Select the lines of the records containing the word "Untitled" and list them.

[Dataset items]
—————
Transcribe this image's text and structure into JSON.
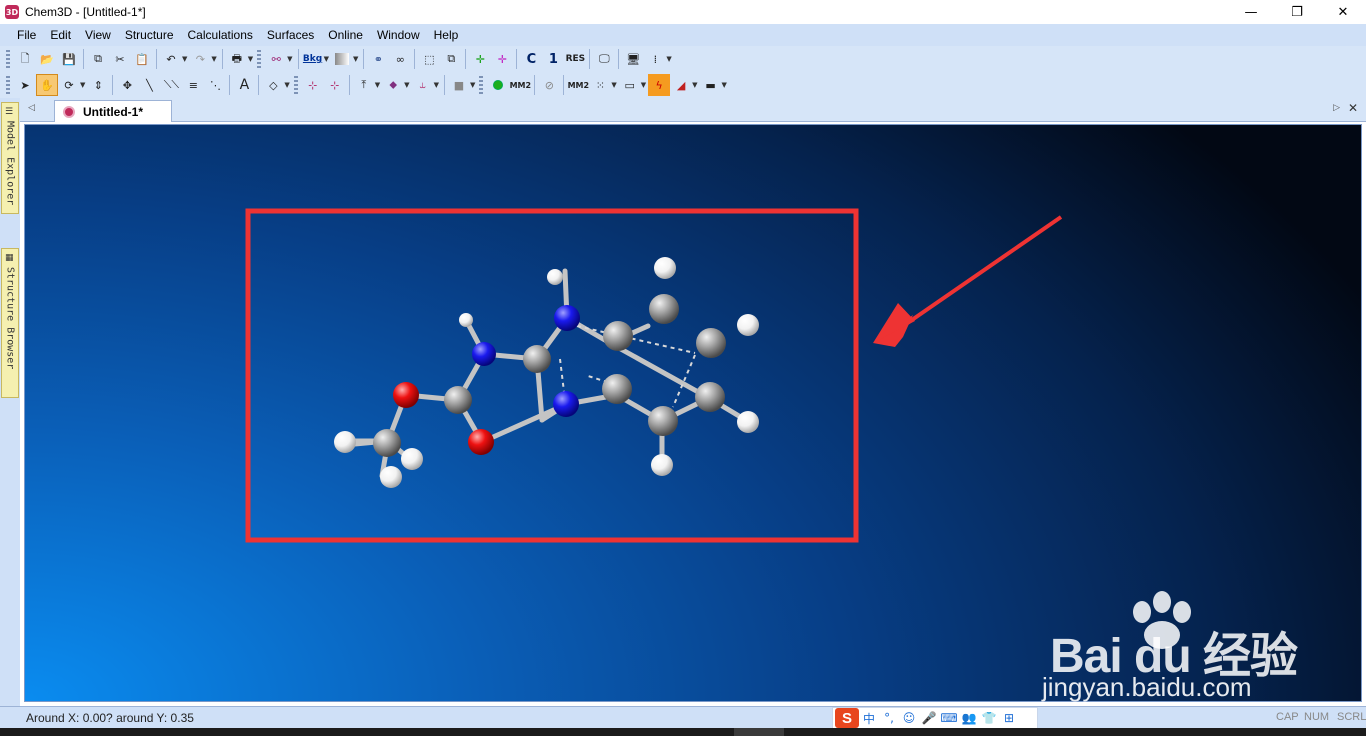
{
  "window": {
    "app_icon_text": "3D",
    "title": "Chem3D - [Untitled-1*]",
    "minimize_icon": "minimize-icon",
    "maximize_icon": "restore-icon",
    "close_icon": "close-icon"
  },
  "menu": [
    "File",
    "Edit",
    "View",
    "Structure",
    "Calculations",
    "Surfaces",
    "Online",
    "Window",
    "Help"
  ],
  "toolbar1": {
    "bkg_label": "Bkg",
    "tools": [
      "new-icon",
      "open-icon",
      "save-icon",
      "copy-icon",
      "cut-icon",
      "paste-icon",
      "undo-icon",
      "redo-icon",
      "print-icon"
    ],
    "c_label": "C",
    "one_label": "1",
    "res_label": "RES"
  },
  "toolbar2": {
    "text_tool": "A",
    "mm2_label": "MM2",
    "mm2_run_label": "MM2"
  },
  "sidebar": {
    "model_explorer": "Model Explorer",
    "structure_browser": "Structure Browser"
  },
  "document_tab": {
    "label": "Untitled-1*"
  },
  "molecule": {
    "colors": {
      "carbon": "#a8a8a8",
      "hydrogen": "#f2f2f2",
      "nitrogen": "#1a1aee",
      "oxygen": "#ee1111",
      "bond": "#c4c4c4",
      "annotation": "#ee3333"
    }
  },
  "watermark": {
    "brand": "Bai du 经验",
    "url": "jingyan.baidu.com"
  },
  "status": {
    "text": "Around X: 0.00? around Y: 0.35",
    "cap": "CAP",
    "num": "NUM",
    "scrl": "SCRL"
  },
  "ime": {
    "logo": "S",
    "items": [
      "中",
      "°,",
      "☺",
      "🎤",
      "⌨",
      "👥",
      "👕",
      "⊞"
    ]
  }
}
—————
- **RESULT FOR THIS TASK**:
    "title": "Chem3D - [Untitled-1*]",
    "label": "Untitled-1*"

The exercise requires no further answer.